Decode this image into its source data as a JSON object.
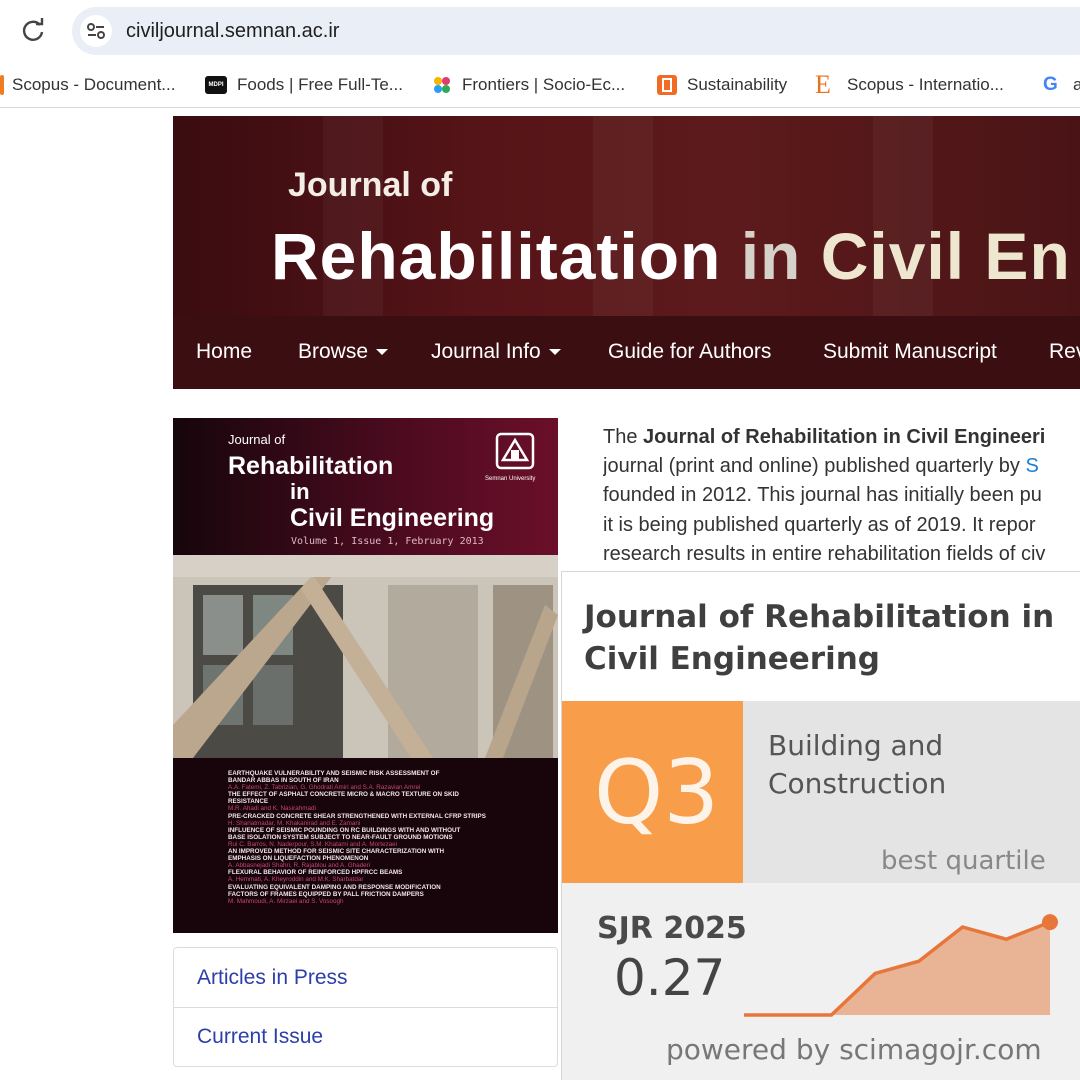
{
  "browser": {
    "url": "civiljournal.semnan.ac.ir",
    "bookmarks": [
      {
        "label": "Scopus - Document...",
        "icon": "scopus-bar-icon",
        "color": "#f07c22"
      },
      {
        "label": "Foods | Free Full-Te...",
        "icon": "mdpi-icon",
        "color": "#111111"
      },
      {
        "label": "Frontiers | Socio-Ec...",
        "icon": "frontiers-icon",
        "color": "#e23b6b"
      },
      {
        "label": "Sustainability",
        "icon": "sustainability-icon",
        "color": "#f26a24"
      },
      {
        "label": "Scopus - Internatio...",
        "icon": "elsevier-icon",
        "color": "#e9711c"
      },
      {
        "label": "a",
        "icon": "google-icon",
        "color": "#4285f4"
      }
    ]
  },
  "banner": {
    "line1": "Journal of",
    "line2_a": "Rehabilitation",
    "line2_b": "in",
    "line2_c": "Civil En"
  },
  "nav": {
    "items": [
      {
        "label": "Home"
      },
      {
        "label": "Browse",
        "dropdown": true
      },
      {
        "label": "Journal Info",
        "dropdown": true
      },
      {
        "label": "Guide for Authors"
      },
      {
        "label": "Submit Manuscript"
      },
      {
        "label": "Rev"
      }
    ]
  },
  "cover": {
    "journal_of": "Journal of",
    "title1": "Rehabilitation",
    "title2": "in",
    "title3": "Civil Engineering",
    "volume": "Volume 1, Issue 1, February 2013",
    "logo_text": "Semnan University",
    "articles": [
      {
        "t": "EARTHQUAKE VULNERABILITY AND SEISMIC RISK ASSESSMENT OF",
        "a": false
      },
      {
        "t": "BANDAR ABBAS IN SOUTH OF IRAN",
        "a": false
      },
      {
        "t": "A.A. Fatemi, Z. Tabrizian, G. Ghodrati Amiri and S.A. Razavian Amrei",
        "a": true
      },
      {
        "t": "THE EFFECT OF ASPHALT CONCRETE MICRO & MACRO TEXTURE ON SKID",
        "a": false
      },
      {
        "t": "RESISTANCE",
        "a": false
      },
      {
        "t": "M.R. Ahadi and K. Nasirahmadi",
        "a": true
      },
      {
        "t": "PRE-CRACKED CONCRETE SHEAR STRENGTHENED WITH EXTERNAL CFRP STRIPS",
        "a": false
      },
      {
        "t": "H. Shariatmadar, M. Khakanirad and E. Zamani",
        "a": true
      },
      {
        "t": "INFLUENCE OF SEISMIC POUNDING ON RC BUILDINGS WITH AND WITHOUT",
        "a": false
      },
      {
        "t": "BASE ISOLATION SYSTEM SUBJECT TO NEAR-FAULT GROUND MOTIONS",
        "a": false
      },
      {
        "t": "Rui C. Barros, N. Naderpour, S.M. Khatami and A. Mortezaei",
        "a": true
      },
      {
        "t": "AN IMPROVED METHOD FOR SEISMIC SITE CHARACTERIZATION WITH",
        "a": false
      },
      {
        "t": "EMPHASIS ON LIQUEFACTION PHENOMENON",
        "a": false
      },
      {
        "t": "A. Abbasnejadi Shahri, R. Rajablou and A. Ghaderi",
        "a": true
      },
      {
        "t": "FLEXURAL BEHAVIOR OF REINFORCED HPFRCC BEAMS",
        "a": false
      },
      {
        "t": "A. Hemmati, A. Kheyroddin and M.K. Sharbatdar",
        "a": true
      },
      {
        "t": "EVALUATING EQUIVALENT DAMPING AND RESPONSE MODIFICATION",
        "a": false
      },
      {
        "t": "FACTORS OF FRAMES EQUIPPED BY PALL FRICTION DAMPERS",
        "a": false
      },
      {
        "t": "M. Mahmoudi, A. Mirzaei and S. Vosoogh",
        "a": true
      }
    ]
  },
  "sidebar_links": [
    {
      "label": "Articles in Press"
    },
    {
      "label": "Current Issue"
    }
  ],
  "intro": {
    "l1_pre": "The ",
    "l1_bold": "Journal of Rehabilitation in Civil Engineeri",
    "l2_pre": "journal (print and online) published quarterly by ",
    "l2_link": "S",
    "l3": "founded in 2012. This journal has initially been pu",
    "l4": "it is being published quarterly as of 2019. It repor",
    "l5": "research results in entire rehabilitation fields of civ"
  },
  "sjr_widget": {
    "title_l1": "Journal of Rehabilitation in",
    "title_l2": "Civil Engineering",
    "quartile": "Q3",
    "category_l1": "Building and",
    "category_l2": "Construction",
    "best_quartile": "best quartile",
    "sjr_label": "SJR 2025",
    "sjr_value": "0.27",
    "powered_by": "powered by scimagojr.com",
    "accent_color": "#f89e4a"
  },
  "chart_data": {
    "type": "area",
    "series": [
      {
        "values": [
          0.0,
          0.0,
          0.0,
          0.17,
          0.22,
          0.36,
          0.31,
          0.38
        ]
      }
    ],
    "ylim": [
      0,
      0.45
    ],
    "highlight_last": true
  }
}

◆ Short task:
Identify every line above with the string "published" in it. Copy those lines.

◆ The response:
    "l2_pre": "journal (print and online) published quarterly by ",
    "l4": "it is being published quarterly as of 2019. It repor",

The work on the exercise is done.